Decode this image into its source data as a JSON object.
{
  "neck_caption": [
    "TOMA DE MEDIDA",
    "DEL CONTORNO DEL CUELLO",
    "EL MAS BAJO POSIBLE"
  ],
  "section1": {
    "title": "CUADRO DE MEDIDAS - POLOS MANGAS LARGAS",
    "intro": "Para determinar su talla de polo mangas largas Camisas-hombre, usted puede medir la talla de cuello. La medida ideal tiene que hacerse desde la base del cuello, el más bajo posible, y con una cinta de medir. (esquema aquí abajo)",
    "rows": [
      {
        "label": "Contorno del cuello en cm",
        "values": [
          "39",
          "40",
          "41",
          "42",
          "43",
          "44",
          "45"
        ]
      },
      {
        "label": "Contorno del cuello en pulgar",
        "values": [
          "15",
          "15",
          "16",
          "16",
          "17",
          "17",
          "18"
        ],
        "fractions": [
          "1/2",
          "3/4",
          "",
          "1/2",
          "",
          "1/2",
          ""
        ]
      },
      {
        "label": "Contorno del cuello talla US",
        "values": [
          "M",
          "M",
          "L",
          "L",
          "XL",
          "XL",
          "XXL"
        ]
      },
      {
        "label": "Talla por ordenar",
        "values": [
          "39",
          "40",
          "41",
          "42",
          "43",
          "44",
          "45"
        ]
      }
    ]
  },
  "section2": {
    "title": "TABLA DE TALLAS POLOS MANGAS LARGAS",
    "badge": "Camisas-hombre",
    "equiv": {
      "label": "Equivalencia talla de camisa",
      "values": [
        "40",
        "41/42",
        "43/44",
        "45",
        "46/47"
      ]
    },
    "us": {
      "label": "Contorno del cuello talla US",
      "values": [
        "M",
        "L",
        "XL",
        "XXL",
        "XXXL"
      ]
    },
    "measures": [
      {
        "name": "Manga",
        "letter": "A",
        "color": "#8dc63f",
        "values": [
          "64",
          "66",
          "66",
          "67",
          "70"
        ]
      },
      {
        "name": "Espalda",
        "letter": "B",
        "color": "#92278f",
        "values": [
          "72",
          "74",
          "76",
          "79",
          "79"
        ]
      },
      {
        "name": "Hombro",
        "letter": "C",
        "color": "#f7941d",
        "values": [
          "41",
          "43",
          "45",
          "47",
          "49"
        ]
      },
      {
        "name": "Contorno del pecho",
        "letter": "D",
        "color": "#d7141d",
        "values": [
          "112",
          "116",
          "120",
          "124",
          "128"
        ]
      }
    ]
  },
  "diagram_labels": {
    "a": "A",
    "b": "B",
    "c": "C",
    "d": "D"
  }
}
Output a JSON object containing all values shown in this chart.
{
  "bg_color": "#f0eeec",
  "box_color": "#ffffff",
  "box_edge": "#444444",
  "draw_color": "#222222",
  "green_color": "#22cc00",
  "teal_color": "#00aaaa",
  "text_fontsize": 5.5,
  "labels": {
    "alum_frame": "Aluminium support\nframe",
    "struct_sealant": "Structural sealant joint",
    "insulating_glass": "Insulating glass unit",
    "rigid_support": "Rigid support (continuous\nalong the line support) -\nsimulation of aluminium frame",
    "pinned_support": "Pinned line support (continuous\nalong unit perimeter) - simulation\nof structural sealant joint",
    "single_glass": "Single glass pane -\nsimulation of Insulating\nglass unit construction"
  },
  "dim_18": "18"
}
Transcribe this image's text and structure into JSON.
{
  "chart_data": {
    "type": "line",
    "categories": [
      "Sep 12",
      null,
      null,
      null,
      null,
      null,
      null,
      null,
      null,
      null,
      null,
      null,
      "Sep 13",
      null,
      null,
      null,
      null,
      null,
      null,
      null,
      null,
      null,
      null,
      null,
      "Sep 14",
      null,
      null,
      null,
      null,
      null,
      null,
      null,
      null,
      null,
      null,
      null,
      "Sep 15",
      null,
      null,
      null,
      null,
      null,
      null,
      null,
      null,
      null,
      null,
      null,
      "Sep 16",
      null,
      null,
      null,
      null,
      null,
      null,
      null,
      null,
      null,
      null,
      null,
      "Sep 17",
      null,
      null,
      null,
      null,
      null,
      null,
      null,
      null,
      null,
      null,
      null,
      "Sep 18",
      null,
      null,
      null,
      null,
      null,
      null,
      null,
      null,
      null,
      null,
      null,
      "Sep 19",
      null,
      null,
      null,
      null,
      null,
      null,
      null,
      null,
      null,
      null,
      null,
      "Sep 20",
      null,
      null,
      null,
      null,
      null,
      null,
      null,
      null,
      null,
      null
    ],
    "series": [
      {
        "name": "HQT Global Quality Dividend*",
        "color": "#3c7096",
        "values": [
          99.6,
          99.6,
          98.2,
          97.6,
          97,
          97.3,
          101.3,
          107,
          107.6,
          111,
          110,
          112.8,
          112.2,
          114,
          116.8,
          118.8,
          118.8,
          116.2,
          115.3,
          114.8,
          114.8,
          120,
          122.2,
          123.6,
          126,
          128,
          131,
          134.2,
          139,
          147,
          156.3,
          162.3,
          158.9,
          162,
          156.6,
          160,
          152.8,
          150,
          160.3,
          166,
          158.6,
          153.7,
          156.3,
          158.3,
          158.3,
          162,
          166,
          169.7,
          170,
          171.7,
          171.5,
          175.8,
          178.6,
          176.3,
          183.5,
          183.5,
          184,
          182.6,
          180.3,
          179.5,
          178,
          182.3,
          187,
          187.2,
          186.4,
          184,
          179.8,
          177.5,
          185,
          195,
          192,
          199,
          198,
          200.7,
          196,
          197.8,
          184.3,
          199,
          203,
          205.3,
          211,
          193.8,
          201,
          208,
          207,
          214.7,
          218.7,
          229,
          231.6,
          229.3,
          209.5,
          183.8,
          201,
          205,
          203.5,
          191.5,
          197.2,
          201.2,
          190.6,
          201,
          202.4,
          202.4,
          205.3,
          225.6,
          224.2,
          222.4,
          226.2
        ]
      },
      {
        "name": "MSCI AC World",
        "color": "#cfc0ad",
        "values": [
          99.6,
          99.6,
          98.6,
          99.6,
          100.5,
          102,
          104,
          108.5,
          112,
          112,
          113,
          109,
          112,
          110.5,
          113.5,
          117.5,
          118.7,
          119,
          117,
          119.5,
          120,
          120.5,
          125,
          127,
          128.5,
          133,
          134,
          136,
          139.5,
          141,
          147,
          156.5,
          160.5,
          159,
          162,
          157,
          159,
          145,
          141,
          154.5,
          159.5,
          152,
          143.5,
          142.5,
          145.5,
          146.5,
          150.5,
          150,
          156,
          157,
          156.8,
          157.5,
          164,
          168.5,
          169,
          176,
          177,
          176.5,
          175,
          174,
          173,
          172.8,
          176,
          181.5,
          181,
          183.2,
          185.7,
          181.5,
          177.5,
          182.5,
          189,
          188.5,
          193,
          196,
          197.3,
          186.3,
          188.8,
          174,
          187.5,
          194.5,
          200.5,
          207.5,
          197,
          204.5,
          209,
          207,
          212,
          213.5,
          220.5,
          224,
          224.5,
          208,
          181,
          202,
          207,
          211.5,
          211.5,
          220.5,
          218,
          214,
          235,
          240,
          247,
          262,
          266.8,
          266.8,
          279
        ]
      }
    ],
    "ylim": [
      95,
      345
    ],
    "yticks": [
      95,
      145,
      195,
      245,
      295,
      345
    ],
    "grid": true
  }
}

__________________________________________________

Prompt → Reproduce the whole listing word for word.

Exercise response →
Decode this image into its source data as a JSON object.
{
  "neck_caption": [
    "TOMA DE MEDIDA",
    "DEL CONTORNO DEL CUELLO",
    "EL MAS BAJO POSIBLE"
  ],
  "section1": {
    "title": "CUADRO DE MEDIDAS - POLOS MANGAS LARGAS",
    "intro": "Para determinar su talla de polo mangas largas Camisas-hombre, usted puede medir la talla de cuello. La medida ideal tiene que hacerse desde la base del cuello, el más bajo posible, y con una cinta de medir. (esquema aquí abajo)",
    "rows": [
      {
        "label": "Contorno del cuello en cm",
        "values": [
          "39",
          "40",
          "41",
          "42",
          "43",
          "44",
          "45"
        ]
      },
      {
        "label": "Contorno del cuello en pulgar",
        "values": [
          "15",
          "15",
          "16",
          "16",
          "17",
          "17",
          "18"
        ],
        "fractions": [
          "1/2",
          "3/4",
          "",
          "1/2",
          "",
          "1/2",
          ""
        ]
      },
      {
        "label": "Contorno del cuello talla US",
        "values": [
          "M",
          "M",
          "L",
          "L",
          "XL",
          "XL",
          "XXL"
        ]
      },
      {
        "label": "Talla por ordenar",
        "values": [
          "39",
          "40",
          "41",
          "42",
          "43",
          "44",
          "45"
        ]
      }
    ]
  },
  "section2": {
    "title": "TABLA DE TALLAS POLOS MANGAS LARGAS",
    "badge": "Camisas-hombre",
    "equiv": {
      "label": "Equivalencia talla de camisa",
      "values": [
        "40",
        "41/42",
        "43/44",
        "45",
        "46/47"
      ]
    },
    "us": {
      "label": "Contorno del cuello talla US",
      "values": [
        "M",
        "L",
        "XL",
        "XXL",
        "XXXL"
      ]
    },
    "measures": [
      {
        "name": "Manga",
        "letter": "A",
        "color": "#8dc63f",
        "values": [
          "64",
          "66",
          "66",
          "67",
          "70"
        ]
      },
      {
        "name": "Espalda",
        "letter": "B",
        "color": "#92278f",
        "values": [
          "72",
          "74",
          "76",
          "79",
          "79"
        ]
      },
      {
        "name": "Hombro",
        "letter": "C",
        "color": "#f7941d",
        "values": [
          "41",
          "43",
          "45",
          "47",
          "49"
        ]
      },
      {
        "name": "Contorno del pecho",
        "letter": "D",
        "color": "#d7141d",
        "values": [
          "112",
          "116",
          "120",
          "124",
          "128"
        ]
      }
    ]
  },
  "diagram_labels": {
    "a": "A",
    "b": "B",
    "c": "C",
    "d": "D"
  }
}
Output a JSON object containing all values shown in this chart.
{
  "bg_color": "#f0eeec",
  "box_color": "#ffffff",
  "box_edge": "#444444",
  "draw_color": "#222222",
  "green_color": "#22cc00",
  "teal_color": "#00aaaa",
  "text_fontsize": 5.5,
  "labels": {
    "alum_frame": "Aluminium support\nframe",
    "struct_sealant": "Structural sealant joint",
    "insulating_glass": "Insulating glass unit",
    "rigid_support": "Rigid support (continuous\nalong the line support) -\nsimulation of aluminium frame",
    "pinned_support": "Pinned line support (continuous\nalong unit perimeter) - simulation\nof structural sealant joint",
    "single_glass": "Single glass pane -\nsimulation of Insulating\nglass unit construction"
  },
  "dim_18": "18"
}
Transcribe this image's text and structure into JSON.
{
  "chart_data": {
    "type": "line",
    "categories": [
      "Sep 12",
      null,
      null,
      null,
      null,
      null,
      null,
      null,
      null,
      null,
      null,
      null,
      "Sep 13",
      null,
      null,
      null,
      null,
      null,
      null,
      null,
      null,
      null,
      null,
      null,
      "Sep 14",
      null,
      null,
      null,
      null,
      null,
      null,
      null,
      null,
      null,
      null,
      null,
      "Sep 15",
      null,
      null,
      null,
      null,
      null,
      null,
      null,
      null,
      null,
      null,
      null,
      "Sep 16",
      null,
      null,
      null,
      null,
      null,
      null,
      null,
      null,
      null,
      null,
      null,
      "Sep 17",
      null,
      null,
      null,
      null,
      null,
      null,
      null,
      null,
      null,
      null,
      null,
      "Sep 18",
      null,
      null,
      null,
      null,
      null,
      null,
      null,
      null,
      null,
      null,
      null,
      "Sep 19",
      null,
      null,
      null,
      null,
      null,
      null,
      null,
      null,
      null,
      null,
      null,
      "Sep 20",
      null,
      null,
      null,
      null,
      null,
      null,
      null,
      null,
      null,
      null
    ],
    "series": [
      {
        "name": "HQT Global Quality Dividend*",
        "color": "#3c7096",
        "values": [
          99.6,
          99.6,
          98.2,
          97.6,
          97,
          97.3,
          101.3,
          107,
          107.6,
          111,
          110,
          112.8,
          112.2,
          114,
          116.8,
          118.8,
          118.8,
          116.2,
          115.3,
          114.8,
          114.8,
          120,
          122.2,
          123.6,
          126,
          128,
          131,
          134.2,
          139,
          147,
          156.3,
          162.3,
          158.9,
          162,
          156.6,
          160,
          152.8,
          150,
          160.3,
          166,
          158.6,
          153.7,
          156.3,
          158.3,
          158.3,
          162,
          166,
          169.7,
          170,
          171.7,
          171.5,
          175.8,
          178.6,
          176.3,
          183.5,
          183.5,
          184,
          182.6,
          180.3,
          179.5,
          178,
          182.3,
          187,
          187.2,
          186.4,
          184,
          179.8,
          177.5,
          185,
          195,
          192,
          199,
          198,
          200.7,
          196,
          197.8,
          184.3,
          199,
          203,
          205.3,
          211,
          193.8,
          201,
          208,
          207,
          214.7,
          218.7,
          229,
          231.6,
          229.3,
          209.5,
          183.8,
          201,
          205,
          203.5,
          191.5,
          197.2,
          201.2,
          190.6,
          201,
          202.4,
          202.4,
          205.3,
          225.6,
          224.2,
          222.4,
          226.2
        ]
      },
      {
        "name": "MSCI AC World",
        "color": "#cfc0ad",
        "values": [
          99.6,
          99.6,
          98.6,
          99.6,
          100.5,
          102,
          104,
          108.5,
          112,
          112,
          113,
          109,
          112,
          110.5,
          113.5,
          117.5,
          118.7,
          119,
          117,
          119.5,
          120,
          120.5,
          125,
          127,
          128.5,
          133,
          134,
          136,
          139.5,
          141,
          147,
          156.5,
          160.5,
          159,
          162,
          157,
          159,
          145,
          141,
          154.5,
          159.5,
          152,
          143.5,
          142.5,
          145.5,
          146.5,
          150.5,
          150,
          156,
          157,
          156.8,
          157.5,
          164,
          168.5,
          169,
          176,
          177,
          176.5,
          175,
          174,
          173,
          172.8,
          176,
          181.5,
          181,
          183.2,
          185.7,
          181.5,
          177.5,
          182.5,
          189,
          188.5,
          193,
          196,
          197.3,
          186.3,
          188.8,
          174,
          187.5,
          194.5,
          200.5,
          207.5,
          197,
          204.5,
          209,
          207,
          212,
          213.5,
          220.5,
          224,
          224.5,
          208,
          181,
          202,
          207,
          211.5,
          211.5,
          220.5,
          218,
          214,
          235,
          240,
          247,
          262,
          266.8,
          266.8,
          279
        ]
      }
    ],
    "ylim": [
      95,
      345
    ],
    "yticks": [
      95,
      145,
      195,
      245,
      295,
      345
    ],
    "grid": true
  }
}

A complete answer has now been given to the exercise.